Instructions for the task ::
Take the entries below and print all of them exactly, please.

Part of a data file
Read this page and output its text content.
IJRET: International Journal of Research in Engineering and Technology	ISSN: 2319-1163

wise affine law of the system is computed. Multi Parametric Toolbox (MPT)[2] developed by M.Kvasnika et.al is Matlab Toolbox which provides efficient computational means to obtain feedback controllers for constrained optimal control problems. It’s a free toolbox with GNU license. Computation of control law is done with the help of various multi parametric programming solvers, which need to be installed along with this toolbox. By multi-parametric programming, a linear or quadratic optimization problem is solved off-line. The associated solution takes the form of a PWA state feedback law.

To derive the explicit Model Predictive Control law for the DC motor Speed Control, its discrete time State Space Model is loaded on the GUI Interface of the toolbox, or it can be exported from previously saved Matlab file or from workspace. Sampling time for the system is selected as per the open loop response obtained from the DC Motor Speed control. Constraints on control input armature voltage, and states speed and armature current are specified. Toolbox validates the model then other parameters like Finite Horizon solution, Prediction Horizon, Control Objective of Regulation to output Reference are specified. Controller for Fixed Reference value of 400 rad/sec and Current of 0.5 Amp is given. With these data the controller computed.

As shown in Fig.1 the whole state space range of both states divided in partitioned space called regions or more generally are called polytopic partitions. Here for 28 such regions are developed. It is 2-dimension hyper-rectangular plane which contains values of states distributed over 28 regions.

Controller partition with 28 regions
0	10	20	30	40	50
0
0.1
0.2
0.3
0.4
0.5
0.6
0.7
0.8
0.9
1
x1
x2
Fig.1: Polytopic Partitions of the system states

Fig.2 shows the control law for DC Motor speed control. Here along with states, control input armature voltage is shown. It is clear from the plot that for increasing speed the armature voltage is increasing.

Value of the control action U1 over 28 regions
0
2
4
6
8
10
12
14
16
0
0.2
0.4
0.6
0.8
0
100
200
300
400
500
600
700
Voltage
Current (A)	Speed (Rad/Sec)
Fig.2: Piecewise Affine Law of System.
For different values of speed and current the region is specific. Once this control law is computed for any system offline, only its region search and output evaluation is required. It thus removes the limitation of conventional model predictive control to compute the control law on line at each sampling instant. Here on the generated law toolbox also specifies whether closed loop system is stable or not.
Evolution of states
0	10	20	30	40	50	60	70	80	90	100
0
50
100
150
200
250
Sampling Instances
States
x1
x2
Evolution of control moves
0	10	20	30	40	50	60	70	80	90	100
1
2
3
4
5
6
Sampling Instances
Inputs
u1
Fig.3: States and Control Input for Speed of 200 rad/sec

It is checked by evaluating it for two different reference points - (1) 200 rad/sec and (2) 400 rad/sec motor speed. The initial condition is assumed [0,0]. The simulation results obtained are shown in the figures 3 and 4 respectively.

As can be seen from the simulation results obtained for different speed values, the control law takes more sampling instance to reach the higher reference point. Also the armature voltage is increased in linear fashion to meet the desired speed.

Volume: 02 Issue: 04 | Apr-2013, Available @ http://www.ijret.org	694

Task result ::
Read this page and output its text content.
IJRET: International Journal of Research in Engineering and Technology	ISSN: 2319-1163

wise affine law of the system is computed. Multi Parametric Toolbox (MPT)[2] developed by M.Kvasnika et.al is Matlab Toolbox which provides efficient computational means to obtain feedback controllers for constrained optimal control problems. It’s a free toolbox with GNU license. Computation of control law is done with the help of various multi parametric programming solvers, which need to be installed along with this toolbox. By multi-parametric programming, a linear or quadratic optimization problem is solved off-line. The associated solution takes the form of a PWA state feedback law.

To derive the explicit Model Predictive Control law for the DC motor Speed Control, its discrete time State Space Model is loaded on the GUI Interface of the toolbox, or it can be exported from previously saved Matlab file or from workspace. Sampling time for the system is selected as per the open loop response obtained from the DC Motor Speed control. Constraints on control input armature voltage, and states speed and armature current are specified. Toolbox validates the model then other parameters like Finite Horizon solution, Prediction Horizon, Control Objective of Regulation to output Reference are specified. Controller for Fixed Reference value of 400 rad/sec and Current of 0.5 Amp is given. With these data the controller computed.

As shown in Fig.1 the whole state space range of both states divided in partitioned space called regions or more generally are called polytopic partitions. Here for 28 such regions are developed. It is 2-dimension hyper-rectangular plane which contains values of states distributed over 28 regions.

Controller partition with 28 regions
0	10	20	30	40	50
0
0.1
0.2
0.3
0.4
0.5
0.6
0.7
0.8
0.9
1
x1
x2
Fig.1: Polytopic Partitions of the system states

Fig.2 shows the control law for DC Motor speed control. Here along with states, control input armature voltage is shown. It is clear from the plot that for increasing speed the armature voltage is increasing.

Value of the control action U1 over 28 regions
0
2
4
6
8
10
12
14
16
0
0.2
0.4
0.6
0.8
0
100
200
300
400
500
600
700
Voltage
Current (A)	Speed (Rad/Sec)
Fig.2: Piecewise Affine Law of System.
For different values of speed and current the region is specific. Once this control law is computed for any system offline, only its region search and output evaluation is required. It thus removes the limitation of conventional model predictive control to compute the control law on line at each sampling instant. Here on the generated law toolbox also specifies whether closed loop system is stable or not.
Evolution of states
0	10	20	30	40	50	60	70	80	90	100
0
50
100
150
200
250
Sampling Instances
States
x1
x2
Evolution of control moves
0	10	20	30	40	50	60	70	80	90	100
1
2
3
4
5
6
Sampling Instances
Inputs
u1
Fig.3: States and Control Input for Speed of 200 rad/sec

It is checked by evaluating it for two different reference points - (1) 200 rad/sec and (2) 400 rad/sec motor speed. The initial condition is assumed [0,0]. The simulation results obtained are shown in the figures 3 and 4 respectively.

As can be seen from the simulation results obtained for different speed values, the control law takes more sampling instance to reach the higher reference point. Also the armature voltage is increased in linear fashion to meet the desired speed.

Volume: 02 Issue: 04 | Apr-2013, Available @ http://www.ijret.org	694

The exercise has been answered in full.